begin

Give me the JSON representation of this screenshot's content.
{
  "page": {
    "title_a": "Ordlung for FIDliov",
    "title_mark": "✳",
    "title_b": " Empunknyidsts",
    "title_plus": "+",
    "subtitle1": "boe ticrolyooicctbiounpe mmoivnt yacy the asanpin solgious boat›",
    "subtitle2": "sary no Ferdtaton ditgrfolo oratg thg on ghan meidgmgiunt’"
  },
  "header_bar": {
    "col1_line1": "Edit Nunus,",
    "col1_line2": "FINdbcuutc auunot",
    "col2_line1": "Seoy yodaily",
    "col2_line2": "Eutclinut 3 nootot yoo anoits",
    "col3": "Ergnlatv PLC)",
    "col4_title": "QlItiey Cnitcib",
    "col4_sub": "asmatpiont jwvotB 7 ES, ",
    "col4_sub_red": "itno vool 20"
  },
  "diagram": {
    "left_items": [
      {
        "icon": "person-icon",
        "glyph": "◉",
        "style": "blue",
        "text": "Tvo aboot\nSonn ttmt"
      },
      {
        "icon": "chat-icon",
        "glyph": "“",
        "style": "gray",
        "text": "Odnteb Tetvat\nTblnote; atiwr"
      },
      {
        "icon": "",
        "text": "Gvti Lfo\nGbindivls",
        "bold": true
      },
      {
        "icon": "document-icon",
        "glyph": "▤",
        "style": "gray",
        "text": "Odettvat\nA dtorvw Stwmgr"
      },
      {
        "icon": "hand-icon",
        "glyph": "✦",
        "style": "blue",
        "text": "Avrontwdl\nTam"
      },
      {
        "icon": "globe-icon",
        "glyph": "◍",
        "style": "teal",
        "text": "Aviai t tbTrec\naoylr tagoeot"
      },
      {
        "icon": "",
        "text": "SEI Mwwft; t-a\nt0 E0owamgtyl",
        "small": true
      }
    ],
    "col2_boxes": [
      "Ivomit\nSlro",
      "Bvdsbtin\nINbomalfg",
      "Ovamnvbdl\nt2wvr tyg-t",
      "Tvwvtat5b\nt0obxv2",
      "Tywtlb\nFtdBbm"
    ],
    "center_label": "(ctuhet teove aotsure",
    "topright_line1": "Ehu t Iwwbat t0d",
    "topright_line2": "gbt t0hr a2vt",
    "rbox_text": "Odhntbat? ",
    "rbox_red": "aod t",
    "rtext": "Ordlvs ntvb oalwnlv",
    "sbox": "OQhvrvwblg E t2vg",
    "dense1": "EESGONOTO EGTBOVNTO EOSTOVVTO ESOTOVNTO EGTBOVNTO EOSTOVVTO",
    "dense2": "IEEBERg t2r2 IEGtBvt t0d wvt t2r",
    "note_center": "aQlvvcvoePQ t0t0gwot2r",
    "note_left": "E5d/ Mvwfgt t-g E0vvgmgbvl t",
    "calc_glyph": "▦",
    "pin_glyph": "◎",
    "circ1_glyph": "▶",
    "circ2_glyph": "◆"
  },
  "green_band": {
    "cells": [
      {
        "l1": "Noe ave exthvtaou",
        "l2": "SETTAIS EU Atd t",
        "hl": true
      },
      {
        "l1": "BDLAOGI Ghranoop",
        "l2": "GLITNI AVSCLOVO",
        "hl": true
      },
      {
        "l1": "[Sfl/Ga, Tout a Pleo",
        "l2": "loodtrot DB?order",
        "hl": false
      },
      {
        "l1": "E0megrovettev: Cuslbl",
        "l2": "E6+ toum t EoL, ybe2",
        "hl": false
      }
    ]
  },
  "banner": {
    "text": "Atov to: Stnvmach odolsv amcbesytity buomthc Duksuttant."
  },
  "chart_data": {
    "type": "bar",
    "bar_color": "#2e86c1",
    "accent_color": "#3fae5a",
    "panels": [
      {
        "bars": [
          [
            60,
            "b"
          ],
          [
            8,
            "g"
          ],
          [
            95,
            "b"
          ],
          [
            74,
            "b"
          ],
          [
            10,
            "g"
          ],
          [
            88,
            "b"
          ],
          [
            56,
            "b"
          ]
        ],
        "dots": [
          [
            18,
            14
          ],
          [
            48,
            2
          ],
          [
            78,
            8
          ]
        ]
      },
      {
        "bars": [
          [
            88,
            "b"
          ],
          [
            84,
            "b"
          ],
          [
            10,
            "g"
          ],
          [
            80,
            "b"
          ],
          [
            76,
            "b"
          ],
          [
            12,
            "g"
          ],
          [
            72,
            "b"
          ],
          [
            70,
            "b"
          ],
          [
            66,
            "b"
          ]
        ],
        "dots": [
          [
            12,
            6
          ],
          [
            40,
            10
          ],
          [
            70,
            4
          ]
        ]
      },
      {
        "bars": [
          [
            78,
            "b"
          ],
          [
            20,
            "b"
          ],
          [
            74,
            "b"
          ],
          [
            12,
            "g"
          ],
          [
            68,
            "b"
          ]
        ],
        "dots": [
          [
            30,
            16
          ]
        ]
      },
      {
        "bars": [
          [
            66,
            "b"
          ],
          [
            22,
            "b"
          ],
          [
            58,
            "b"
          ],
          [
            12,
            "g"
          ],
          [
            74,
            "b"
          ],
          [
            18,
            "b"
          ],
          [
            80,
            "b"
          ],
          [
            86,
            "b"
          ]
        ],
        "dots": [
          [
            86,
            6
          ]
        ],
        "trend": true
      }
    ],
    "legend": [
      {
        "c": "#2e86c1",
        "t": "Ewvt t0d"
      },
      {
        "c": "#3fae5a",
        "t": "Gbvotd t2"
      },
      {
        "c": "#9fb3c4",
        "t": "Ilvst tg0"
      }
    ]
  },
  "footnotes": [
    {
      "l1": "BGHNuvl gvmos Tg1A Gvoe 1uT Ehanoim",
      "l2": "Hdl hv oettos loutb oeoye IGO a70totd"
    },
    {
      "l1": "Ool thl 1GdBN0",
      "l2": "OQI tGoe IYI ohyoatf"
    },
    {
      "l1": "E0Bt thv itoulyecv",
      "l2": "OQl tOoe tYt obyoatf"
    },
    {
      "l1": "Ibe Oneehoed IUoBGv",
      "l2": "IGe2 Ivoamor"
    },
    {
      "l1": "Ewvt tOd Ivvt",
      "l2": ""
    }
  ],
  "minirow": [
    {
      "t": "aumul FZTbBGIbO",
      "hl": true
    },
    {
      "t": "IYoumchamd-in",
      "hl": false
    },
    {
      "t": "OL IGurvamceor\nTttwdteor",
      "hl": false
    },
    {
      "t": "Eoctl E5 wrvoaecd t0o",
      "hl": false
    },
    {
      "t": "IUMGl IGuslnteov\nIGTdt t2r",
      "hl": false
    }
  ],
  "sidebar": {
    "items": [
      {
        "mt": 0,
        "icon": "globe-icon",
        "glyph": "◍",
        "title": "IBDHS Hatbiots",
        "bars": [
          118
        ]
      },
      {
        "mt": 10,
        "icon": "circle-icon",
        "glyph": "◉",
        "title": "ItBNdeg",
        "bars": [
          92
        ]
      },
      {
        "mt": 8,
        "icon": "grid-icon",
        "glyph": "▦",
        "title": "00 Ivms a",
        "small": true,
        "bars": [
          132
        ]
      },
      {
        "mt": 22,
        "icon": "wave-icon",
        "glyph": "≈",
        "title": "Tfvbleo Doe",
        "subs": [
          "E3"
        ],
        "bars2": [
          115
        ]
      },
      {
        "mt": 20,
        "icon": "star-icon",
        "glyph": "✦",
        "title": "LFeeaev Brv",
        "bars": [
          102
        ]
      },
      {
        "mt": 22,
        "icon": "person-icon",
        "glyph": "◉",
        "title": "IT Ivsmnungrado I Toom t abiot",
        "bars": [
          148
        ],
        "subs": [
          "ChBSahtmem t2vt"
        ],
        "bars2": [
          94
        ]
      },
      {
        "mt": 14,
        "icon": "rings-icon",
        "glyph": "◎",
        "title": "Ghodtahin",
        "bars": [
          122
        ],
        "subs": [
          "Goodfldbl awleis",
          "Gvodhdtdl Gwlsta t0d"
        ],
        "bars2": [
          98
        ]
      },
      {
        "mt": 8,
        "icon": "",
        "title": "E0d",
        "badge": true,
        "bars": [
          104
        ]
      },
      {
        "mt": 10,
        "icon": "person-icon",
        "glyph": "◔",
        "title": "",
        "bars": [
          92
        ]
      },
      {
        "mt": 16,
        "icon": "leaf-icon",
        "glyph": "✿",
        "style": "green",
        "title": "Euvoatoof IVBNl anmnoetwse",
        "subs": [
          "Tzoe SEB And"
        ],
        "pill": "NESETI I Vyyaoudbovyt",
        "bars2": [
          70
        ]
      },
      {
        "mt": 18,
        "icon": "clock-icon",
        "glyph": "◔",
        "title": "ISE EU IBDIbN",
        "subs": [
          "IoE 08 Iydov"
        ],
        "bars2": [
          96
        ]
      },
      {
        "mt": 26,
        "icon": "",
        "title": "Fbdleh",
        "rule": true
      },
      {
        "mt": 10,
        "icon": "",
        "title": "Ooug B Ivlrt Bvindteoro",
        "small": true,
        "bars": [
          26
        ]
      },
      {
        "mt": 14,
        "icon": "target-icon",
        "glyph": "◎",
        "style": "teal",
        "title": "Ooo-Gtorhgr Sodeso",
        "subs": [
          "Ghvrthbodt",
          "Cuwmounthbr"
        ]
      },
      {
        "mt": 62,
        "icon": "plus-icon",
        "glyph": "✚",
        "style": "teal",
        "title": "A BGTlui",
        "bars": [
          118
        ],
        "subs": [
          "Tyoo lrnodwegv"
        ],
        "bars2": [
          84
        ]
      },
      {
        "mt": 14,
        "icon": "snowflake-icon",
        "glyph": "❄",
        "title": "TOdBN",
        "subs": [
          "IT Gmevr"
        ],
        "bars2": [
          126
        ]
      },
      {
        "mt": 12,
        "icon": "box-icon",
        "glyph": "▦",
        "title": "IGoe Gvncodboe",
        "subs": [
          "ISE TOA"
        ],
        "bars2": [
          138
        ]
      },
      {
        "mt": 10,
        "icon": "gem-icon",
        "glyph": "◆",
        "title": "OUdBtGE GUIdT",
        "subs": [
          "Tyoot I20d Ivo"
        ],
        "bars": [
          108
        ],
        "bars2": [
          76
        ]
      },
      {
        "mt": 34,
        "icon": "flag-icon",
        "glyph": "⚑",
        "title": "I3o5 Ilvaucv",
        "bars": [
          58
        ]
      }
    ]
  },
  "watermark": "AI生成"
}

end

Exercise brief: From the listing above, copy all lines holding the word "true".

Task output:
        "bold": true
        "small": true
        "hl": true
        "hl": true
        "trend": true
      "hl": true
        "small": true,
        "badge": true,
        "rule": true
        "small": true,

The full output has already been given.